** Document text **
Modular Architecture¶
OpenSling treats a water-cleaning machine as a chain of interfaceable modules. Each module should have a clear role, expected inlet conditions, and a bounded maintenance story.
Reference Modules¶
| Module | Purpose | Typical interfaces |
|---|---|---|
| Intake | draw from source while excluding gross debris | hose, foot valve, coarse screen |
| Solids module | remove heavy particulate load | reservoir, cyclone, drain loop |
| Fine filtration module | lower suspended solids | filter housings, differential pressure ports |
| Polishing module | adsorption or chemistry-specific treatment | inline canister, bypass manifold |
| Disinfection module | reduce biological load | UV chamber or chemical dosing zone |
| Controls module | coordinate sensors, pumps, alarms, logs | low-voltage power, I/O harness |
| Power module | supply and protect electrical loads | battery, DC bus, charging input |
Interface Contract¶
Every module page should eventually define:
- flow range
- pressure range
- electrical needs
- service interval
- failure signals
- acceptable upstream and downstream conditions
Packaging Advice¶
- keep the dirty path and clean path visually distinct
- mount service items where they can be replaced without pulling other modules
- place drains and flush points intentionally
- leave physical room for instrumentation upgrades
Versioning¶
Use simple revision labels on assemblies and manifolds. If a field note mentions "pilot skid rev B", the plumbing map should make that traceable.

** Provided data **
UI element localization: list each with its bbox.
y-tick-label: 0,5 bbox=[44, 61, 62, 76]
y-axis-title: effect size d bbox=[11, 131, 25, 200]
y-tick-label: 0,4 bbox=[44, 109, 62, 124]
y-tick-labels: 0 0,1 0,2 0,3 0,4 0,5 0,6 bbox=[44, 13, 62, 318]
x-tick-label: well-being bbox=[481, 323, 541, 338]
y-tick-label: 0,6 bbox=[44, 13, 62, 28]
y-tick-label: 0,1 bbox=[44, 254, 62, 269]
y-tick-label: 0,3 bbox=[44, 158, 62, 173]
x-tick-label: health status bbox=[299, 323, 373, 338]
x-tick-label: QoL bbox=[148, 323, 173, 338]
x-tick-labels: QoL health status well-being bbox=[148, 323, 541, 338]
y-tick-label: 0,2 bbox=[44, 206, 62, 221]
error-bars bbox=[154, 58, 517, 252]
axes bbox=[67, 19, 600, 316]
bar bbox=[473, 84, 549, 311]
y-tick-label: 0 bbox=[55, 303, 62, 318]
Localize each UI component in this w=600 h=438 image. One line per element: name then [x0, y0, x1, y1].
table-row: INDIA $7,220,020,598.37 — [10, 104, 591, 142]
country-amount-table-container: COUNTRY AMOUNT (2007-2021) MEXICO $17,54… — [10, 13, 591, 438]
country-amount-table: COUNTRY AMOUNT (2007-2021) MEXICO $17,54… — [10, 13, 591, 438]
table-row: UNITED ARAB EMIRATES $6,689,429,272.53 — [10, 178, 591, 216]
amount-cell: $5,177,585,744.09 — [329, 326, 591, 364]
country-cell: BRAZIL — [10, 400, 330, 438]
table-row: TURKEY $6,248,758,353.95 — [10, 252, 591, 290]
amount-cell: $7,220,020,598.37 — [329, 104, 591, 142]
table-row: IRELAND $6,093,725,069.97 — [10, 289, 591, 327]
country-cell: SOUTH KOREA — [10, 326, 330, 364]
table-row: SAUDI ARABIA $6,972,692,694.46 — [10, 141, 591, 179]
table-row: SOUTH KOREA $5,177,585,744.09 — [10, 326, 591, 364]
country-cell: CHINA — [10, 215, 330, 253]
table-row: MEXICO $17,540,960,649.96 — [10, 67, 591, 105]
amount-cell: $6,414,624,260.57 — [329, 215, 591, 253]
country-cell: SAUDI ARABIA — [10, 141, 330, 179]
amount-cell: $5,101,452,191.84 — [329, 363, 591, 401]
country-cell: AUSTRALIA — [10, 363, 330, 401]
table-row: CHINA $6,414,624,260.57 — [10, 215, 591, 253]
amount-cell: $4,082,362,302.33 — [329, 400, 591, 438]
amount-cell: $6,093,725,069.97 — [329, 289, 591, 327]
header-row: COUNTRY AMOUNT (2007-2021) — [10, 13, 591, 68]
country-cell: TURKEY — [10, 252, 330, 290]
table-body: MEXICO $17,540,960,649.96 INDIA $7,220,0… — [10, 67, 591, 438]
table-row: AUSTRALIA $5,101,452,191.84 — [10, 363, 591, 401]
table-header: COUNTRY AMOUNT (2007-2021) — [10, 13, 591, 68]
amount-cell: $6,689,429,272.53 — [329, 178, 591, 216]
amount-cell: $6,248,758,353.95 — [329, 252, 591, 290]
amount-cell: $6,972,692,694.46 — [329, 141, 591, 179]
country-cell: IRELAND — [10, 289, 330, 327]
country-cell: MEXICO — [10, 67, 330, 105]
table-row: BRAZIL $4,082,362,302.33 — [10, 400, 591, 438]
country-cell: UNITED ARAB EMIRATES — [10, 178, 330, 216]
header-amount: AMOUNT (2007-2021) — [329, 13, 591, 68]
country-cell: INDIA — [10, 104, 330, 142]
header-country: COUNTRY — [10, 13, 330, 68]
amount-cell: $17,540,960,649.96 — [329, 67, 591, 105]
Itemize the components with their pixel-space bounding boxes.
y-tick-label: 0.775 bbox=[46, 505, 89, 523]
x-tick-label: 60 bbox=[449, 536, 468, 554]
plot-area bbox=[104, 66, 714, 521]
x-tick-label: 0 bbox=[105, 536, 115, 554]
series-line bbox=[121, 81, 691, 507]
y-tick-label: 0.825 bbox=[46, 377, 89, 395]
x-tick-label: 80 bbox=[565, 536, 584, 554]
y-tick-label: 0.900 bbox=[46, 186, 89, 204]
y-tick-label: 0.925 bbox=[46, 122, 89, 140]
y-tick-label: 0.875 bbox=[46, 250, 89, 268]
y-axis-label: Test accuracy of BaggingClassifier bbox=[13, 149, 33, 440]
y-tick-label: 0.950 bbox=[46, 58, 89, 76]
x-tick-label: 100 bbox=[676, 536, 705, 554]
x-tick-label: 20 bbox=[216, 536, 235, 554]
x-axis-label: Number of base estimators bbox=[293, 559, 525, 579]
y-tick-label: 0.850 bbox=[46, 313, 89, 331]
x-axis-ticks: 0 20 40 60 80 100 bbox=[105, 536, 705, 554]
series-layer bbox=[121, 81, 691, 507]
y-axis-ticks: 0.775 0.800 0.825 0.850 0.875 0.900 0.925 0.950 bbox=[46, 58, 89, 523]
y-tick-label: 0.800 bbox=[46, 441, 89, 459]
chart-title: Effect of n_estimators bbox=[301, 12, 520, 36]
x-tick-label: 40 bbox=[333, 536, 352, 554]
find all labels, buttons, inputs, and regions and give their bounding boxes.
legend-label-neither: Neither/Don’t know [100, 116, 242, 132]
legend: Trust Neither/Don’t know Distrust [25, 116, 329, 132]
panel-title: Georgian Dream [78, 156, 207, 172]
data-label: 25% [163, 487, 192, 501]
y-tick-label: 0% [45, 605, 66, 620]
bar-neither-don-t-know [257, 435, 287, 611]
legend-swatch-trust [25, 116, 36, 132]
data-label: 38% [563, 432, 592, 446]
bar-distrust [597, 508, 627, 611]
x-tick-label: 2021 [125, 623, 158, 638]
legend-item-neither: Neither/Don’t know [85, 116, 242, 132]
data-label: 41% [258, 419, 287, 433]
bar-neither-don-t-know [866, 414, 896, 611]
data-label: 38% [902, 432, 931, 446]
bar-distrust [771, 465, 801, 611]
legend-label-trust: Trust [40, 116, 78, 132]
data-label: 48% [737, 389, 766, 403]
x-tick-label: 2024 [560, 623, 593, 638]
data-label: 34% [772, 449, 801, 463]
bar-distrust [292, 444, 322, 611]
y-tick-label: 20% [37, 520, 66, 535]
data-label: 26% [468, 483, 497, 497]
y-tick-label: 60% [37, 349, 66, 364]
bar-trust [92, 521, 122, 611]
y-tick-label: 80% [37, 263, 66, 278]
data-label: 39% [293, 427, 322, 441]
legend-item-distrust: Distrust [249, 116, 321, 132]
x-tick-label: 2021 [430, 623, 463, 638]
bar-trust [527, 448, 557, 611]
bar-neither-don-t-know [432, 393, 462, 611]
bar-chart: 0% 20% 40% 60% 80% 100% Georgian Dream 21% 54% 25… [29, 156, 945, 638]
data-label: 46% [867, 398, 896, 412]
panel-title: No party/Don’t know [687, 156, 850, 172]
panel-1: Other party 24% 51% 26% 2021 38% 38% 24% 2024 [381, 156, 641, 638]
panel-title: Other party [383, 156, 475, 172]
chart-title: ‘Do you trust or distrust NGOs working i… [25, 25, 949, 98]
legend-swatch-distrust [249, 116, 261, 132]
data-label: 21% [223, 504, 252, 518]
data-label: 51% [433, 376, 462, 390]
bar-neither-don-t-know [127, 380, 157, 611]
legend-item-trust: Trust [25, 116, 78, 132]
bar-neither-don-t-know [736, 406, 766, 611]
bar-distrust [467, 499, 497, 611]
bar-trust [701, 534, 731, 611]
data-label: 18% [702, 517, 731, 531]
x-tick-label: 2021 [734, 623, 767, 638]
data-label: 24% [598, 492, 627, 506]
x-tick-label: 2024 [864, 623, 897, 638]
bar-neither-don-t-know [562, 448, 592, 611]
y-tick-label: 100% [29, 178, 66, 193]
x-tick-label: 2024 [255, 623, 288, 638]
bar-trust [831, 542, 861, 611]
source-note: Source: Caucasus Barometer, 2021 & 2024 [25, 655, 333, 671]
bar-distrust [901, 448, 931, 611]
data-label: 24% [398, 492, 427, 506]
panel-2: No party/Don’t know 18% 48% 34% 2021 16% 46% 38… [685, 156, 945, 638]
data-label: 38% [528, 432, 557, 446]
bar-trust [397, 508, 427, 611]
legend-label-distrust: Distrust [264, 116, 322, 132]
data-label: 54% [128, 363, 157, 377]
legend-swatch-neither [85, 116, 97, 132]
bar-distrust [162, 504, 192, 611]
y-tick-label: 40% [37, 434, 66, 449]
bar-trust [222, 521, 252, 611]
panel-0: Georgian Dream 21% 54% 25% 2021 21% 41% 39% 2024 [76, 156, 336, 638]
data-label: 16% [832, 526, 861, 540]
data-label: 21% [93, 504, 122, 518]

** Exercise brief **
In the modular architecture text above, turn the paragraph that begins "OpenSling treats a water-cleaning machine" into a short bulleted list that keeps its main facts.

** Response for this exercise **
- OpenSling treats a water-cleaning machine as a chain of interfaceable modules.
- Each module should have a clear role.
- Each module should have expected inlet conditions.
- Each module should have a bounded maintenance story.